The records below are to be quoted in full; please keep every word exact.

Stored records:
◆ ◆ ◆ ◆
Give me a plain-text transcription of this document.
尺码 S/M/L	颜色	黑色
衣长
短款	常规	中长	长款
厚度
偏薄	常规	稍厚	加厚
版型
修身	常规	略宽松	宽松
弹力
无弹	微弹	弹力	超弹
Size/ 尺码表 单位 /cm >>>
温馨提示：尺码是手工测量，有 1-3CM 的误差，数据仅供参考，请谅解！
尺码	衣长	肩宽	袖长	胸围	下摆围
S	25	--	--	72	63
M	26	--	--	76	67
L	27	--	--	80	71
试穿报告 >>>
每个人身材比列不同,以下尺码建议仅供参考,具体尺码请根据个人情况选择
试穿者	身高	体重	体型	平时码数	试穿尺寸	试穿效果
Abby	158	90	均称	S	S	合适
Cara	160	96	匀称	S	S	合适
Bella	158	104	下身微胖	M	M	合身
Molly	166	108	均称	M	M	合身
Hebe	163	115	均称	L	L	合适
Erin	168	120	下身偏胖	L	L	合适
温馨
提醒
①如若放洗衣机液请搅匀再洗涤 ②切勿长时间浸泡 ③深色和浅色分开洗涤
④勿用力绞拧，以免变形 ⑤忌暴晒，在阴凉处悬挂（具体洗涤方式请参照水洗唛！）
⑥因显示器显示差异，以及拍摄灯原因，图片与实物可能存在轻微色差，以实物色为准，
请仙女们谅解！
◆ ◆ ◆ ◆
Exercise response.
Give me a plain-text transcription of this document.
尺码 S/M/L	颜色	黑色
衣长
短款	常规	中长	长款
厚度
偏薄	常规	稍厚	加厚
版型
修身	常规	略宽松	宽松
弹力
无弹	微弹	弹力	超弹
Size/ 尺码表 单位 /cm >>>
温馨提示：尺码是手工测量，有 1-3CM 的误差，数据仅供参考，请谅解！
尺码	衣长	肩宽	袖长	胸围	下摆围
S	25	--	--	72	63
M	26	--	--	76	67
L	27	--	--	80	71
试穿报告 >>>
每个人身材比列不同,以下尺码建议仅供参考,具体尺码请根据个人情况选择
试穿者	身高	体重	体型	平时码数	试穿尺寸	试穿效果
Abby	158	90	均称	S	S	合适
Cara	160	96	匀称	S	S	合适
Bella	158	104	下身微胖	M	M	合身
Molly	166	108	均称	M	M	合身
Hebe	163	115	均称	L	L	合适
Erin	168	120	下身偏胖	L	L	合适
温馨
提醒
①如若放洗衣机液请搅匀再洗涤 ②切勿长时间浸泡 ③深色和浅色分开洗涤
④勿用力绞拧，以免变形 ⑤忌暴晒，在阴凉处悬挂（具体洗涤方式请参照水洗唛！）
⑥因显示器显示差异，以及拍摄灯原因，图片与实物可能存在轻微色差，以实物色为准，
请仙女们谅解！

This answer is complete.